Can you reproduce everything in the NHL 2K9 article from "- Cover featuring" down to "on its cover."?
*** Opening DOCUMENT SEGMENT ***
- Cover featuring Rick Nash
- Developer: Visual Concepts
- Publisher: 2K
- Series: NHL 2K
- Platforms: PlayStation 2, PlayStation 3, Wii, Xbox 360
- Release: NA: September 10, 2008; EU: September 11, 2008; EU: November 14, 2008 (Wii);
- Genre: Sports
- Modes: Single-player, multiplayer

= NHL 2K9 =

2008 video game

NHL 2K9 is an ice hockey sports video game made by 2K, part of the NHL 2K series, and published on the PlayStation 2, PlayStation 3, Wii, and Xbox 360 consoles. It features former Columbus Blue Jackets left winger Rick Nash on its cover.

==Development and release==
A demo was released on August 13, 2008, on the PlayStation Network and on August 21 on Xbox Live Marketplace.
*** Closing DOCUMENT SEGMENT ***
*** Opening EXTRACTED MATERIAL ***
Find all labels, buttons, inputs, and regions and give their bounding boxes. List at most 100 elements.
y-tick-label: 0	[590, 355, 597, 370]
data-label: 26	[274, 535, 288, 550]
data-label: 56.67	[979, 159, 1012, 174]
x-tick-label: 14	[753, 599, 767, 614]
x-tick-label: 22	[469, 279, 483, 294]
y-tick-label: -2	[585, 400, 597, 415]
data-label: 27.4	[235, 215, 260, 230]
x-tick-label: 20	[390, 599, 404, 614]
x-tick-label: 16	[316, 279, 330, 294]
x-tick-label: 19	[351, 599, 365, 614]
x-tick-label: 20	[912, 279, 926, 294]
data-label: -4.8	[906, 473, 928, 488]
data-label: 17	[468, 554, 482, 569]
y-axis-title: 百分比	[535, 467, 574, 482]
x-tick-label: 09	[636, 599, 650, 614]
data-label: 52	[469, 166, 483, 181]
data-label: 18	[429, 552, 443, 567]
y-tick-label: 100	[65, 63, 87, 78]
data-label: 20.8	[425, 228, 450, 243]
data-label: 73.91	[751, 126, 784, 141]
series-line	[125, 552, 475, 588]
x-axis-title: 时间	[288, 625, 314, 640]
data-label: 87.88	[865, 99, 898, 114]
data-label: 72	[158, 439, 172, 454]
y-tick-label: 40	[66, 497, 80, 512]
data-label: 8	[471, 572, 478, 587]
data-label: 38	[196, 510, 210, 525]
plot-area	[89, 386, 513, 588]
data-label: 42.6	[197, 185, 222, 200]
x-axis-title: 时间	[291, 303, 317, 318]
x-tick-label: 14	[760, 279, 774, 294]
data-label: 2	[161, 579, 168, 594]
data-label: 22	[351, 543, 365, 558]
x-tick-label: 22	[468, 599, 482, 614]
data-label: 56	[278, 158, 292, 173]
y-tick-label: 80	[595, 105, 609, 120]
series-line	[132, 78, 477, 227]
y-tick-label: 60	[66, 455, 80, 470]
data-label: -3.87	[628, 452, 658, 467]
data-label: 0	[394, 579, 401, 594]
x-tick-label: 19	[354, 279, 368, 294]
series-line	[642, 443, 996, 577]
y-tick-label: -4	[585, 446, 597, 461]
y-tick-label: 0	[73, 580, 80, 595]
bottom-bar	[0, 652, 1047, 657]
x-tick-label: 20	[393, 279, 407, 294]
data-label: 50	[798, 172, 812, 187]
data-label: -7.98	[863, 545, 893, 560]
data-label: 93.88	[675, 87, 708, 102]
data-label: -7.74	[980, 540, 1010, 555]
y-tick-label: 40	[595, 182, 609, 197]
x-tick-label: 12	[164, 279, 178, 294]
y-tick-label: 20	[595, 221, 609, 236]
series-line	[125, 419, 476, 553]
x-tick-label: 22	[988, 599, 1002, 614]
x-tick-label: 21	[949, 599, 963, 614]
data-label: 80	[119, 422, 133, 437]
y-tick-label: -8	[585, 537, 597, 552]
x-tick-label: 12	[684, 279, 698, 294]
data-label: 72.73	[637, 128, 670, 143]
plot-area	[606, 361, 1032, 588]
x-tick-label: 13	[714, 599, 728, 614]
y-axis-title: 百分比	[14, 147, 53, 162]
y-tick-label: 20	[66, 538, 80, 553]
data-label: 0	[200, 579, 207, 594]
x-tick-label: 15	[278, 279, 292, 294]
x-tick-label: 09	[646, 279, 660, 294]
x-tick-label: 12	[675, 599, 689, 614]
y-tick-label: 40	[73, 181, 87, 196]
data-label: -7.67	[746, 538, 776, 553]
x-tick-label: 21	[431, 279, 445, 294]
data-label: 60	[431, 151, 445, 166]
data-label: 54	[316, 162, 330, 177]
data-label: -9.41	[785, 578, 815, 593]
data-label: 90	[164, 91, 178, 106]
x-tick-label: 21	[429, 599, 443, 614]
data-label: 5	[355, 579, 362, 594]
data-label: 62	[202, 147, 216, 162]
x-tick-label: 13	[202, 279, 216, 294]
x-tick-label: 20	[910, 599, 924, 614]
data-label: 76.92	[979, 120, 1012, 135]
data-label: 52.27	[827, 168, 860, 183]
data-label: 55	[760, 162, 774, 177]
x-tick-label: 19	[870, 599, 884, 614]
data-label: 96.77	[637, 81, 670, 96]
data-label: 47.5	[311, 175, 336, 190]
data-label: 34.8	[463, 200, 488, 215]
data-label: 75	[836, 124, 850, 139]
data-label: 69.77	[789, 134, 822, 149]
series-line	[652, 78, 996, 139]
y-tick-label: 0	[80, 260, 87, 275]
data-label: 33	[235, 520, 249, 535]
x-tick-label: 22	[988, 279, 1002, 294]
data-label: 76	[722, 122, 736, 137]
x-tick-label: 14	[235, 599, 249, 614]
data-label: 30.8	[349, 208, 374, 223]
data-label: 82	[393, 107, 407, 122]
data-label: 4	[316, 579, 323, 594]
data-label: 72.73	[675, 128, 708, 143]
*** Closing EXTRACTED MATERIAL ***
# SOLUTION TO THE EXERCISE:
- Cover featuring Rick Nash
- Developer: Visual Concepts
- Publisher: 2K
- Series: NHL 2K
- Platforms: PlayStation 2, PlayStation 3, Wii, Xbox 360
- Release: NA: September 10, 2008; EU: September 11, 2008; EU: November 14, 2008 (Wii);
- Genre: Sports
- Modes: Single-player, multiplayer

= NHL 2K9 =

2008 video game

NHL 2K9 is an ice hockey sports video game made by 2K, part of the NHL 2K series, and published on the PlayStation 2, PlayStation 3, Wii, and Xbox 360 consoles. It features former Columbus Blue Jackets left winger Rick Nash on its cover.